* Goal *
Transcribe every line of the listing below without any deviation.

— START OF Provided data —

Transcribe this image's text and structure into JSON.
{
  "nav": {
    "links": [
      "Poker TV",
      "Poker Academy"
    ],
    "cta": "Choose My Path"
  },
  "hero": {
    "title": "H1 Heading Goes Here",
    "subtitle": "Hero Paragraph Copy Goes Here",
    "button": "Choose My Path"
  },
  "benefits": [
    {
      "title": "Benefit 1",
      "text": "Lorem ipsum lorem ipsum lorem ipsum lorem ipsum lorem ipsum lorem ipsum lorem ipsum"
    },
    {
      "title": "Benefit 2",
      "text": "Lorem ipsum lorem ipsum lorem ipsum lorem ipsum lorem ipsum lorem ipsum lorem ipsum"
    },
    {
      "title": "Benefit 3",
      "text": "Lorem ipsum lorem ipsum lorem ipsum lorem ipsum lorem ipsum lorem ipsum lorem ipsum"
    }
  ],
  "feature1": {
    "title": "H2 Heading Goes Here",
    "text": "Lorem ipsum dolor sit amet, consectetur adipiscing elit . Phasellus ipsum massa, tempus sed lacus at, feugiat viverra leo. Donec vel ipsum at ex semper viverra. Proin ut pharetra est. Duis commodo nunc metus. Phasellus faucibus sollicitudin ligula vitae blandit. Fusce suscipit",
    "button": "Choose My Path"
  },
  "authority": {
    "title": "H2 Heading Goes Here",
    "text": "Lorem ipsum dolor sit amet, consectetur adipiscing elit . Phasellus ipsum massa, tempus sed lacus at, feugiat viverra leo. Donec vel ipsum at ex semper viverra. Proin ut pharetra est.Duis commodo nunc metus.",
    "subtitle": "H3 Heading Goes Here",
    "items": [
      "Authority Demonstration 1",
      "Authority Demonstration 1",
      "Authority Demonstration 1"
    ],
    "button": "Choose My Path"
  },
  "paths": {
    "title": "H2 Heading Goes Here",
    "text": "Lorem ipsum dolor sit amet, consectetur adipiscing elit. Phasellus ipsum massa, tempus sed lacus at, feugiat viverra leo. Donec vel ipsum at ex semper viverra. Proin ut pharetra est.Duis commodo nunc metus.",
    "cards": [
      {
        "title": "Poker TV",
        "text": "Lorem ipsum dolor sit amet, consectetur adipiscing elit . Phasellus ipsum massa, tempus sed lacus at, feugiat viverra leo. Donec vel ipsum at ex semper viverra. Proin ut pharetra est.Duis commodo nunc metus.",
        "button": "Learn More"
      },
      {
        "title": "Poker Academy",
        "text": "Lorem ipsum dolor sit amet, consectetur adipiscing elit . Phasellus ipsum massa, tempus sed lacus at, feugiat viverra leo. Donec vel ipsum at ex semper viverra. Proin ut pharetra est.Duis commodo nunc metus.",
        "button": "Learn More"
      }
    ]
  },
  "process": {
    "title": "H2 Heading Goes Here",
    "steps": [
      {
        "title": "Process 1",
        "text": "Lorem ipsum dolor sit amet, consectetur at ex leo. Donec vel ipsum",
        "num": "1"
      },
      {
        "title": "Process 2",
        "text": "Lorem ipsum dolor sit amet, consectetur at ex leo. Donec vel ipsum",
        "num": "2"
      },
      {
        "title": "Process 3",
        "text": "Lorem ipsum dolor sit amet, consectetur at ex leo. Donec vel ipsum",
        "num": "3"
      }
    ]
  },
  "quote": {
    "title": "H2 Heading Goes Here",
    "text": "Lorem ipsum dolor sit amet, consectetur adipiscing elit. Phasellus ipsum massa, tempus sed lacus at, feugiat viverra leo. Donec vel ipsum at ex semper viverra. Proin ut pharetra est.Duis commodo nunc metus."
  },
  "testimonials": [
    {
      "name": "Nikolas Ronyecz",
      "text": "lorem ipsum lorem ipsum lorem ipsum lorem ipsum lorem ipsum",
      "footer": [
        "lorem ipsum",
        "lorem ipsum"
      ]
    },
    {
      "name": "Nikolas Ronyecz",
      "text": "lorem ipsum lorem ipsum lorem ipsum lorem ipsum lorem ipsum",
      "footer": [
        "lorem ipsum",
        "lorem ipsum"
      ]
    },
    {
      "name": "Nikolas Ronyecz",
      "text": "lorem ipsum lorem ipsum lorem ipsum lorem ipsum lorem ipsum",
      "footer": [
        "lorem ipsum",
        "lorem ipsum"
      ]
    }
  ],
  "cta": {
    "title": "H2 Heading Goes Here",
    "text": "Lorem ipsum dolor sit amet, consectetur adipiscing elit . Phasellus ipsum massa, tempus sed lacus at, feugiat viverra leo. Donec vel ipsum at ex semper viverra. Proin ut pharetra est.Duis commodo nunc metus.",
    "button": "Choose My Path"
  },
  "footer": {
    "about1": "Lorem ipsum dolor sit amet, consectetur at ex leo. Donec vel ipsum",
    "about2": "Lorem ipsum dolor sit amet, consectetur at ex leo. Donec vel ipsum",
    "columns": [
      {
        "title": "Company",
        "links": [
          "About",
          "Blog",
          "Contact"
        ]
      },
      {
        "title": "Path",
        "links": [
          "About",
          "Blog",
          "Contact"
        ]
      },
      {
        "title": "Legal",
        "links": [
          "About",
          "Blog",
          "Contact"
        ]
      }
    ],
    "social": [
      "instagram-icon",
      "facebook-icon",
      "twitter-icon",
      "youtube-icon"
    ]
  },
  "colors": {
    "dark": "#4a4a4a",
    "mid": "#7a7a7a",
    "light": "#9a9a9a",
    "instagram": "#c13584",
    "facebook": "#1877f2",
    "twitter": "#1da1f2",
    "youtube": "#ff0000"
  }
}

— END OF Provided data —

* Correct answer *
Transcribe this image's text and structure into JSON.
{
  "nav": {
    "links": [
      "Poker TV",
      "Poker Academy"
    ],
    "cta": "Choose My Path"
  },
  "hero": {
    "title": "H1 Heading Goes Here",
    "subtitle": "Hero Paragraph Copy Goes Here",
    "button": "Choose My Path"
  },
  "benefits": [
    {
      "title": "Benefit 1",
      "text": "Lorem ipsum lorem ipsum lorem ipsum lorem ipsum lorem ipsum lorem ipsum lorem ipsum"
    },
    {
      "title": "Benefit 2",
      "text": "Lorem ipsum lorem ipsum lorem ipsum lorem ipsum lorem ipsum lorem ipsum lorem ipsum"
    },
    {
      "title": "Benefit 3",
      "text": "Lorem ipsum lorem ipsum lorem ipsum lorem ipsum lorem ipsum lorem ipsum lorem ipsum"
    }
  ],
  "feature1": {
    "title": "H2 Heading Goes Here",
    "text": "Lorem ipsum dolor sit amet, consectetur adipiscing elit . Phasellus ipsum massa, tempus sed lacus at, feugiat viverra leo. Donec vel ipsum at ex semper viverra. Proin ut pharetra est. Duis commodo nunc metus. Phasellus faucibus sollicitudin ligula vitae blandit. Fusce suscipit",
    "button": "Choose My Path"
  },
  "authority": {
    "title": "H2 Heading Goes Here",
    "text": "Lorem ipsum dolor sit amet, consectetur adipiscing elit . Phasellus ipsum massa, tempus sed lacus at, feugiat viverra leo. Donec vel ipsum at ex semper viverra. Proin ut pharetra est.Duis commodo nunc metus.",
    "subtitle": "H3 Heading Goes Here",
    "items": [
      "Authority Demonstration 1",
      "Authority Demonstration 1",
      "Authority Demonstration 1"
    ],
    "button": "Choose My Path"
  },
  "paths": {
    "title": "H2 Heading Goes Here",
    "text": "Lorem ipsum dolor sit amet, consectetur adipiscing elit. Phasellus ipsum massa, tempus sed lacus at, feugiat viverra leo. Donec vel ipsum at ex semper viverra. Proin ut pharetra est.Duis commodo nunc metus.",
    "cards": [
      {
        "title": "Poker TV",
        "text": "Lorem ipsum dolor sit amet, consectetur adipiscing elit . Phasellus ipsum massa, tempus sed lacus at, feugiat viverra leo. Donec vel ipsum at ex semper viverra. Proin ut pharetra est.Duis commodo nunc metus.",
        "button": "Learn More"
      },
      {
        "title": "Poker Academy",
        "text": "Lorem ipsum dolor sit amet, consectetur adipiscing elit . Phasellus ipsum massa, tempus sed lacus at, feugiat viverra leo. Donec vel ipsum at ex semper viverra. Proin ut pharetra est.Duis commodo nunc metus.",
        "button": "Learn More"
      }
    ]
  },
  "process": {
    "title": "H2 Heading Goes Here",
    "steps": [
      {
        "title": "Process 1",
        "text": "Lorem ipsum dolor sit amet, consectetur at ex leo. Donec vel ipsum",
        "num": "1"
      },
      {
        "title": "Process 2",
        "text": "Lorem ipsum dolor sit amet, consectetur at ex leo. Donec vel ipsum",
        "num": "2"
      },
      {
        "title": "Process 3",
        "text": "Lorem ipsum dolor sit amet, consectetur at ex leo. Donec vel ipsum",
        "num": "3"
      }
    ]
  },
  "quote": {
    "title": "H2 Heading Goes Here",
    "text": "Lorem ipsum dolor sit amet, consectetur adipiscing elit. Phasellus ipsum massa, tempus sed lacus at, feugiat viverra leo. Donec vel ipsum at ex semper viverra. Proin ut pharetra est.Duis commodo nunc metus."
  },
  "testimonials": [
    {
      "name": "Nikolas Ronyecz",
      "text": "lorem ipsum lorem ipsum lorem ipsum lorem ipsum lorem ipsum",
      "footer": [
        "lorem ipsum",
        "lorem ipsum"
      ]
    },
    {
      "name": "Nikolas Ronyecz",
      "text": "lorem ipsum lorem ipsum lorem ipsum lorem ipsum lorem ipsum",
      "footer": [
        "lorem ipsum",
        "lorem ipsum"
      ]
    },
    {
      "name": "Nikolas Ronyecz",
      "text": "lorem ipsum lorem ipsum lorem ipsum lorem ipsum lorem ipsum",
      "footer": [
        "lorem ipsum",
        "lorem ipsum"
      ]
    }
  ],
  "cta": {
    "title": "H2 Heading Goes Here",
    "text": "Lorem ipsum dolor sit amet, consectetur adipiscing elit . Phasellus ipsum massa, tempus sed lacus at, feugiat viverra leo. Donec vel ipsum at ex semper viverra. Proin ut pharetra est.Duis commodo nunc metus.",
    "button": "Choose My Path"
  },
  "footer": {
    "about1": "Lorem ipsum dolor sit amet, consectetur at ex leo. Donec vel ipsum",
    "about2": "Lorem ipsum dolor sit amet, consectetur at ex leo. Donec vel ipsum",
    "columns": [
      {
        "title": "Company",
        "links": [
          "About",
          "Blog",
          "Contact"
        ]
      },
      {
        "title": "Path",
        "links": [
          "About",
          "Blog",
          "Contact"
        ]
      },
      {
        "title": "Legal",
        "links": [
          "About",
          "Blog",
          "Contact"
        ]
      }
    ],
    "social": [
      "instagram-icon",
      "facebook-icon",
      "twitter-icon",
      "youtube-icon"
    ]
  },
  "colors": {
    "dark": "#4a4a4a",
    "mid": "#7a7a7a",
    "light": "#9a9a9a",
    "instagram": "#c13584",
    "facebook": "#1877f2",
    "twitter": "#1da1f2",
    "youtube": "#ff0000"
  }
}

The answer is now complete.